● **LISTED ENTRIES**
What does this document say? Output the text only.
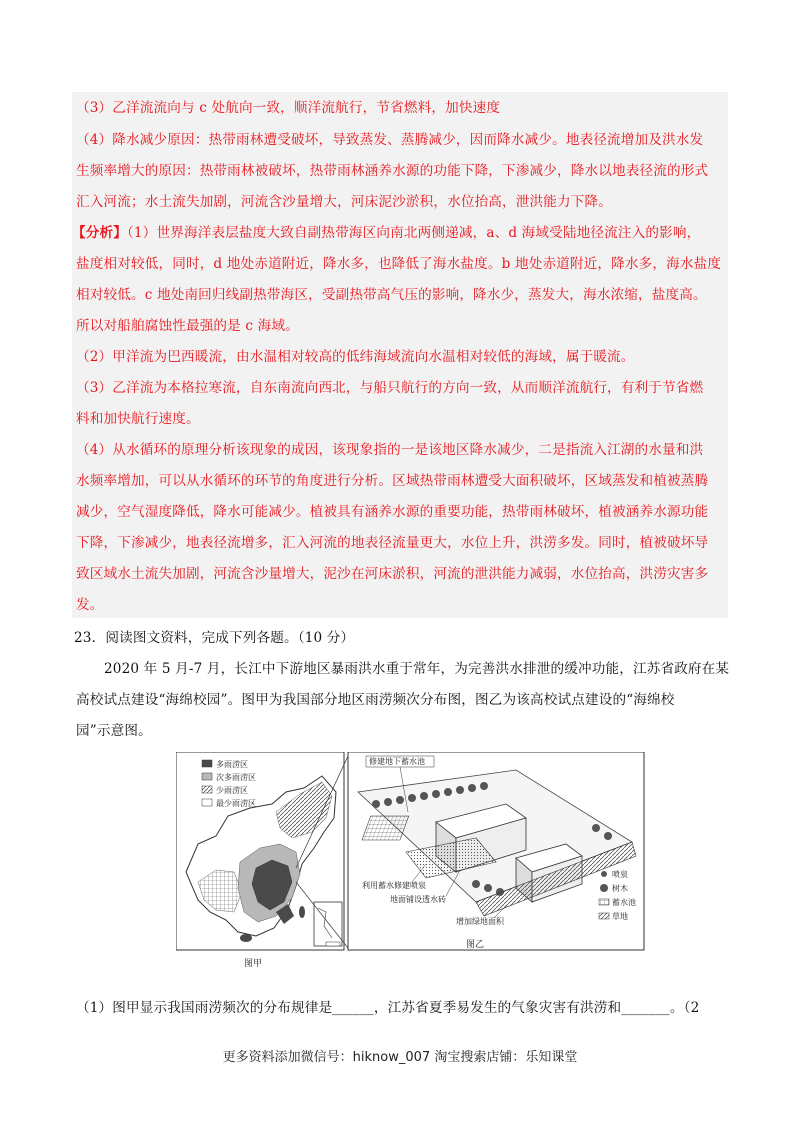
（3）乙洋流流向与 c 处航向一致，顺洋流航行，节省燃料，加快速度
（4）降水减少原因：热带雨林遭受破坏，导致蒸发、蒸腾减少，因而降水减少。地表径流增加及洪水发
生频率增大的原因：热带雨林被破坏，热带雨林涵养水源的功能下降，下渗减少，降水以地表径流的形式
汇入河流；水土流失加剧，河流含沙量增大，河床泥沙淤积，水位抬高，泄洪能力下降。
【分析】（1）世界海洋表层盐度大致自副热带海区向南北两侧递减，a、d 海域受陆地径流注入的影响，
盐度相对较低，同时，d 地处赤道附近，降水多，也降低了海水盐度。b 地处赤道附近，降水多，海水盐度
相对较低。c 地处南回归线副热带海区，受副热带高气压的影响，降水少，蒸发大，海水浓缩，盐度高。
所以对船舶腐蚀性最强的是 c 海域。
（2）甲洋流为巴西暖流，由水温相对较高的低纬海域流向水温相对较低的海域，属于暖流。
（3）乙洋流为本格拉寒流，自东南流向西北，与船只航行的方向一致，从而顺洋流航行，有利于节省燃
料和加快航行速度。
（4）从水循环的原理分析该现象的成因，该现象指的一是该地区降水减少，二是指流入江湖的水量和洪
水频率增加，可以从水循环的环节的角度进行分析。区域热带雨林遭受大面积破坏，区域蒸发和植被蒸腾
减少，空气湿度降低，降水可能减少。植被具有涵养水源的重要功能，热带雨林破坏，植被涵养水源功能
下降，下渗减少，地表径流增多，汇入河流的地表径流量更大，水位上升，洪涝多发。同时，植被破坏导
致区域水土流失加剧，河流含沙量增大，泥沙在河床淤积，河流的泄洪能力减弱，水位抬高，洪涝灾害多
发。
23．阅读图文资料，完成下列各题。（10 分）
2020 年 5 月-7 月，长江中下游地区暴雨洪水重于常年，为完善洪水排泄的缓冲功能，江苏省政府在某
高校试点建设“海绵校园”。图甲为我国部分地区雨涝频次分布图，图乙为该高校试点建设的“海绵校
园”示意图。
多雨涝区
次多雨涝区
少雨涝区
最少雨涝区
图甲
修建地下蓄水池
利用蓄水修建喷泉
地面铺设透水砖
增加绿地面积
喷泉
树木
蓄水池
草地
图乙
（1）图甲显示我国雨涝频次的分布规律是______，江苏省夏季易发生的气象灾害有洪涝和_______。（2
更多资料添加微信号：hiknow_007 淘宝搜索店铺：乐知课堂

● **INSTRUCTIONS TO FOLLOW**
In your copy of the records, include no pictures; repeat everything else exactly.

● **ANSWER IN FULL**
What does this document say? Output the text only.
（3）乙洋流流向与 c 处航向一致，顺洋流航行，节省燃料，加快速度
（4）降水减少原因：热带雨林遭受破坏，导致蒸发、蒸腾减少，因而降水减少。地表径流增加及洪水发
生频率增大的原因：热带雨林被破坏，热带雨林涵养水源的功能下降，下渗减少，降水以地表径流的形式
汇入河流；水土流失加剧，河流含沙量增大，河床泥沙淤积，水位抬高，泄洪能力下降。
【分析】（1）世界海洋表层盐度大致自副热带海区向南北两侧递减，a、d 海域受陆地径流注入的影响，
盐度相对较低，同时，d 地处赤道附近，降水多，也降低了海水盐度。b 地处赤道附近，降水多，海水盐度
相对较低。c 地处南回归线副热带海区，受副热带高气压的影响，降水少，蒸发大，海水浓缩，盐度高。
所以对船舶腐蚀性最强的是 c 海域。
（2）甲洋流为巴西暖流，由水温相对较高的低纬海域流向水温相对较低的海域，属于暖流。
（3）乙洋流为本格拉寒流，自东南流向西北，与船只航行的方向一致，从而顺洋流航行，有利于节省燃
料和加快航行速度。
（4）从水循环的原理分析该现象的成因，该现象指的一是该地区降水减少，二是指流入江湖的水量和洪
水频率增加，可以从水循环的环节的角度进行分析。区域热带雨林遭受大面积破坏，区域蒸发和植被蒸腾
减少，空气湿度降低，降水可能减少。植被具有涵养水源的重要功能，热带雨林破坏，植被涵养水源功能
下降，下渗减少，地表径流增多，汇入河流的地表径流量更大，水位上升，洪涝多发。同时，植被破坏导
致区域水土流失加剧，河流含沙量增大，泥沙在河床淤积，河流的泄洪能力减弱，水位抬高，洪涝灾害多
发。
23．阅读图文资料，完成下列各题。（10 分）
2020 年 5 月-7 月，长江中下游地区暴雨洪水重于常年，为完善洪水排泄的缓冲功能，江苏省政府在某
高校试点建设“海绵校园”。图甲为我国部分地区雨涝频次分布图，图乙为该高校试点建设的“海绵校
园”示意图。
多雨涝区
次多雨涝区
少雨涝区
最少雨涝区
图甲
修建地下蓄水池
利用蓄水修建喷泉
地面铺设透水砖
增加绿地面积
喷泉
树木
蓄水池
草地
图乙
（1）图甲显示我国雨涝频次的分布规律是______，江苏省夏季易发生的气象灾害有洪涝和_______。（2
更多资料添加微信号：hiknow_007 淘宝搜索店铺：乐知课堂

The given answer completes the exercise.